**Your task**
Drop all images and give the records again exactly.

(Data entries)
--------
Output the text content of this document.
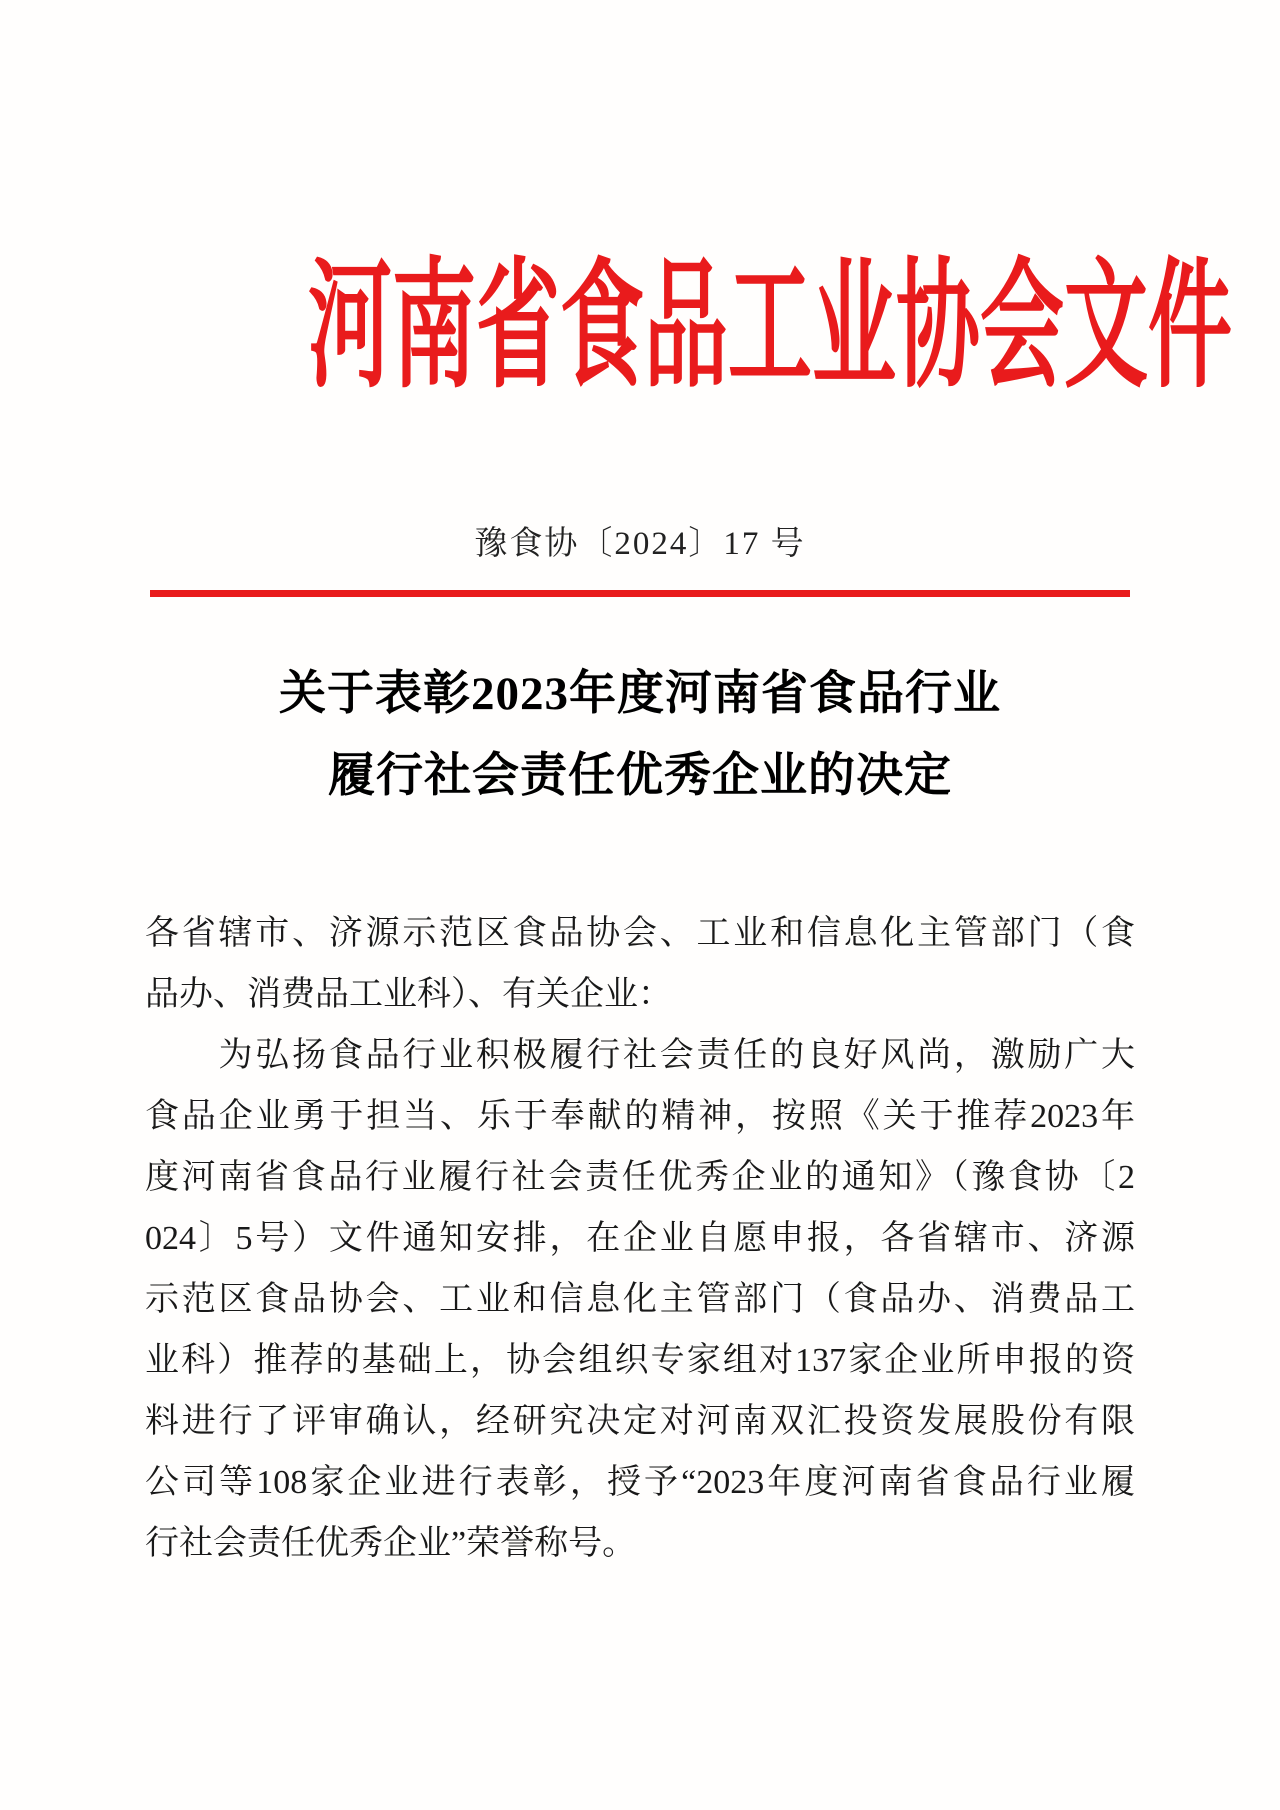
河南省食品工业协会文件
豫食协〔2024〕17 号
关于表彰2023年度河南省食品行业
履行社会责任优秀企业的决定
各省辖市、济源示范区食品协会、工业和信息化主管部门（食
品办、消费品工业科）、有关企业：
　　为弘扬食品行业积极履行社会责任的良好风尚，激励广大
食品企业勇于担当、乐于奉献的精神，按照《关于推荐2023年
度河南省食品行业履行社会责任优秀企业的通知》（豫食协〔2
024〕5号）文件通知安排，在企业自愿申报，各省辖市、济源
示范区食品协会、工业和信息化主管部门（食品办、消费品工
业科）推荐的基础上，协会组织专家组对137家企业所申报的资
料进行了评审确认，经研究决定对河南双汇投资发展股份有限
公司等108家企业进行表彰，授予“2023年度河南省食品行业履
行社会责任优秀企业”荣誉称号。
--------
**Task result**
Output the text content of this document.
河南省食品工业协会文件
豫食协〔2024〕17 号
关于表彰2023年度河南省食品行业
履行社会责任优秀企业的决定
各省辖市、济源示范区食品协会、工业和信息化主管部门（食
品办、消费品工业科）、有关企业：
　　为弘扬食品行业积极履行社会责任的良好风尚，激励广大
食品企业勇于担当、乐于奉献的精神，按照《关于推荐2023年
度河南省食品行业履行社会责任优秀企业的通知》（豫食协〔2
024〕5号）文件通知安排，在企业自愿申报，各省辖市、济源
示范区食品协会、工业和信息化主管部门（食品办、消费品工
业科）推荐的基础上，协会组织专家组对137家企业所申报的资
料进行了评审确认，经研究决定对河南双汇投资发展股份有限
公司等108家企业进行表彰，授予“2023年度河南省食品行业履
行社会责任优秀企业”荣誉称号。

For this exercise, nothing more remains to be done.